WORK INSTRUCTION A -
Answer these questions from the passage on queer cinema below, one line each:
(i) Over how many decades does the passage say queer cinema has emerged as a transformative force?
(ii) Who directed Memories in March?
(iii) Which two Tamil movies are named?
WORK INSTRUCTION B -
Decide whether each statement agrees with the passage on queer cinema below. Answer yes or no and quote the words that decide it.
(i) Queer cinema embraces heteronormativity.
(ii) Ek Ladki Ko Dekha To Aisa Laga is presented as a Tollywood film.
(iii) The Indian films mentioned often center on the struggle for acceptance.

═══ EXTRACT

Queer cinema has emerged as a transformative force over the past five decades, challenging norms and amplifying LGBTQIA+ voices within the cinematic landscape. This movement, born out of a desire to cultivate mainstream cinema while spotlighting the experiences of the LGBTQIA+ community, defies conventions and champions authenticity. Queer cinema encompasses lesbian, gay, bisexual, and transgender identities, offering a subversive take on sexuality that transcends traditional norms. At its core, queer cinema rejects heteronormativity, paving the way for narratives that defy societal conventions and explore the complexities of identity, love, and acceptance. As the movement continues to evolve, it serves as a powerful reminder of the enduring impact of diverse storytelling in reshaping perceptions and fostering empathy within a more inclusive cinematic landscape.
In Indian cinema, the portrayal of queer individuals has begun to surface with varying degrees of depth and authenticity. Bollywood films like Shelly Chopra Dhar’s Ek Ladki Ko Dekha To Aisa Laga, Tollywood films like Sanjoy Nag’s Memories in March, and Tamil movies like 90ml and Kattumaram sensitively explore the challenges faced by LGBTQIA+ characters within the context of Indian society. These narratives often revolve around the struggle for acceptance.

══════
═══ EXCERPTED RECORDS

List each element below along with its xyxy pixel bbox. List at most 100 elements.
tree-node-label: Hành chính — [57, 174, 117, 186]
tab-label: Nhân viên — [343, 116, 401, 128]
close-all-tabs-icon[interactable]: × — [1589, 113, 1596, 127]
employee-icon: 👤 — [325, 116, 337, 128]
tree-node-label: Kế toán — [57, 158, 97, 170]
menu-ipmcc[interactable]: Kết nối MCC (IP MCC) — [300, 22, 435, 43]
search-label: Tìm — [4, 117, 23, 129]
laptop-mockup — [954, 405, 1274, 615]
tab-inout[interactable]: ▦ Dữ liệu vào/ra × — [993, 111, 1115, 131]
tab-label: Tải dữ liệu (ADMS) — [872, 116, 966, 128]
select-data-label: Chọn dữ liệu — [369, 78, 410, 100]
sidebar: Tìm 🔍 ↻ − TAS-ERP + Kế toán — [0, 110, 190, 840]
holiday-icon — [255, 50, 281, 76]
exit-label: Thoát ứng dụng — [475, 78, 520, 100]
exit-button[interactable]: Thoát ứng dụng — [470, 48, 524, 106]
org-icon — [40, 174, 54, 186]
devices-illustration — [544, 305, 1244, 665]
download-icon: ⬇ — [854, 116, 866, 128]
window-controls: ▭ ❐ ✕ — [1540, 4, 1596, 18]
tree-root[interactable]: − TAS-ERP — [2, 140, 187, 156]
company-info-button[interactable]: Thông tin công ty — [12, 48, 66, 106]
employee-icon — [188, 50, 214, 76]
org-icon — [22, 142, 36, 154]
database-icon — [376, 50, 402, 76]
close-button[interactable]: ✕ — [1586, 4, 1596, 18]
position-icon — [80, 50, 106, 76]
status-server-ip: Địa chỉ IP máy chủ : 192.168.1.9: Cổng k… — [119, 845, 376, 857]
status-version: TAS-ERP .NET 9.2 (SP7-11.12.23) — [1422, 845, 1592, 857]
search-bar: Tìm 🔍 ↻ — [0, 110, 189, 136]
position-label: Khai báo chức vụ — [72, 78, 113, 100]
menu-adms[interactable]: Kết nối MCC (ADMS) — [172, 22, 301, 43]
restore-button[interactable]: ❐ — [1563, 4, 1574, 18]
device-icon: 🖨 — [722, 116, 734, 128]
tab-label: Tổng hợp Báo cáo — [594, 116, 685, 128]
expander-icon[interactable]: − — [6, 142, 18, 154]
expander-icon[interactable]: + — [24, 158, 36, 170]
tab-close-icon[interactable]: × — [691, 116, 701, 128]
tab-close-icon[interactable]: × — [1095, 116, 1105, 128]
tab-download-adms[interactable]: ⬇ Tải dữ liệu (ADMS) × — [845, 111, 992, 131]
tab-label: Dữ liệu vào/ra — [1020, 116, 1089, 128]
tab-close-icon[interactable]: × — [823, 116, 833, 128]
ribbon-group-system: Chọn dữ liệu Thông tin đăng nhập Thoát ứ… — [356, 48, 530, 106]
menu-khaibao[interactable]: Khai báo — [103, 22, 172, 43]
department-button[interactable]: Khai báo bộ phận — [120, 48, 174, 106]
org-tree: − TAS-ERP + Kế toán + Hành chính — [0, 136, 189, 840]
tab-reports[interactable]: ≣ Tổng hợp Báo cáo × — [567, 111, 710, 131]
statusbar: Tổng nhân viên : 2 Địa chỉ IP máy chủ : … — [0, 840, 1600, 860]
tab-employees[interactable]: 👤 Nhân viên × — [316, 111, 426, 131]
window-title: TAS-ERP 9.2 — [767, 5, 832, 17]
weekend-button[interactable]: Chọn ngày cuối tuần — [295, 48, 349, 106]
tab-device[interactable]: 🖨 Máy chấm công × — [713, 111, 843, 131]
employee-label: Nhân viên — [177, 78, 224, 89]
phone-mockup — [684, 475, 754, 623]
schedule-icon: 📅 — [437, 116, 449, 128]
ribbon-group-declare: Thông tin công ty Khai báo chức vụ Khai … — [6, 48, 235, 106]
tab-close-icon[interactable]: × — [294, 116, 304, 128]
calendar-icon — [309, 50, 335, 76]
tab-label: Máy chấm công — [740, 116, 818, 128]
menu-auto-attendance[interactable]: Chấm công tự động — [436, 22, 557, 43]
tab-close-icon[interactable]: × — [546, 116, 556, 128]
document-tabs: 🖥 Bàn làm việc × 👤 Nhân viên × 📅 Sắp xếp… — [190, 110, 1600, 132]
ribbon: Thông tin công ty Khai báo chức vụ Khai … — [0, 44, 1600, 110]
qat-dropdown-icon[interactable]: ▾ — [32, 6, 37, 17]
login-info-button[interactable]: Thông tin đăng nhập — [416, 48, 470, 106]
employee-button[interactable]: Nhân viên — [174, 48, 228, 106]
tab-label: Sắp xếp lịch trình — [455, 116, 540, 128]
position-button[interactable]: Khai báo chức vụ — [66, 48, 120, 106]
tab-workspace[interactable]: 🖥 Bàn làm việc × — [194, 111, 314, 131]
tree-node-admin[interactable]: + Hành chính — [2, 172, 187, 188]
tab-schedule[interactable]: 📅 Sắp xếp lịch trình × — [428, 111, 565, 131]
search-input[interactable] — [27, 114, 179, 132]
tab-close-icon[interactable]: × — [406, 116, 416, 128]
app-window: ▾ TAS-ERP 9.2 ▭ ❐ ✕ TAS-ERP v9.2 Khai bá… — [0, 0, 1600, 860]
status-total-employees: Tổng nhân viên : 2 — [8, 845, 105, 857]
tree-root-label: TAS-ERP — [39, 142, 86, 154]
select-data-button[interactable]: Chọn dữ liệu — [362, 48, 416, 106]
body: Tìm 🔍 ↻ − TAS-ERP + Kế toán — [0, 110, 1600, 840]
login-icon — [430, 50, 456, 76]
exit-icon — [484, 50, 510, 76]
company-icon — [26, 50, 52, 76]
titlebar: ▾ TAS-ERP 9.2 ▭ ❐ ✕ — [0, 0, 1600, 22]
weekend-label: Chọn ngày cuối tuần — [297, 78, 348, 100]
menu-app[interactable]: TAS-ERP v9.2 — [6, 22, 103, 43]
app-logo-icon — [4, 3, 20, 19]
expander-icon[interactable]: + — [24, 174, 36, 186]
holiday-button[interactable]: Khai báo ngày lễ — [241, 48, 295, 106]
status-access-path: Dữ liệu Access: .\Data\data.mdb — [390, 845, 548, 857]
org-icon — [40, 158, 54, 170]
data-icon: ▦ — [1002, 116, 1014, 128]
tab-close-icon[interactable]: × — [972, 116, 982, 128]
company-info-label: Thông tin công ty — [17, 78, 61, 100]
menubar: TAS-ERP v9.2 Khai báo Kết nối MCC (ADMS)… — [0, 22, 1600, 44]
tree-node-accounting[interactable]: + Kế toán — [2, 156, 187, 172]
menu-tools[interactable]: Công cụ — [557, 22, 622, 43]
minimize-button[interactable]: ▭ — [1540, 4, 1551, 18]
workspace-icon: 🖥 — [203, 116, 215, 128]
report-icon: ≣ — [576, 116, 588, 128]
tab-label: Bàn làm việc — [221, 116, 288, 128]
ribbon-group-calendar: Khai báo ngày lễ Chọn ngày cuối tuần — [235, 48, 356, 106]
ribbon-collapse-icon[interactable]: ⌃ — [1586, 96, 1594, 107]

══════

EXERCISE SOLUTION A -
(i) Five decades
(ii) Sanjoy Nag
(iii) 90ml and Kattumaram

EXERCISE SOLUTION B -
(i) No: "At its core, queer cinema rejects heteronormativity"
(ii) No: "Bollywood films like Shelly Chopra Dhar’s Ek Ladki Ko Dekha To Aisa Laga"
(iii) Yes: "These narratives often revolve around the struggle for acceptance."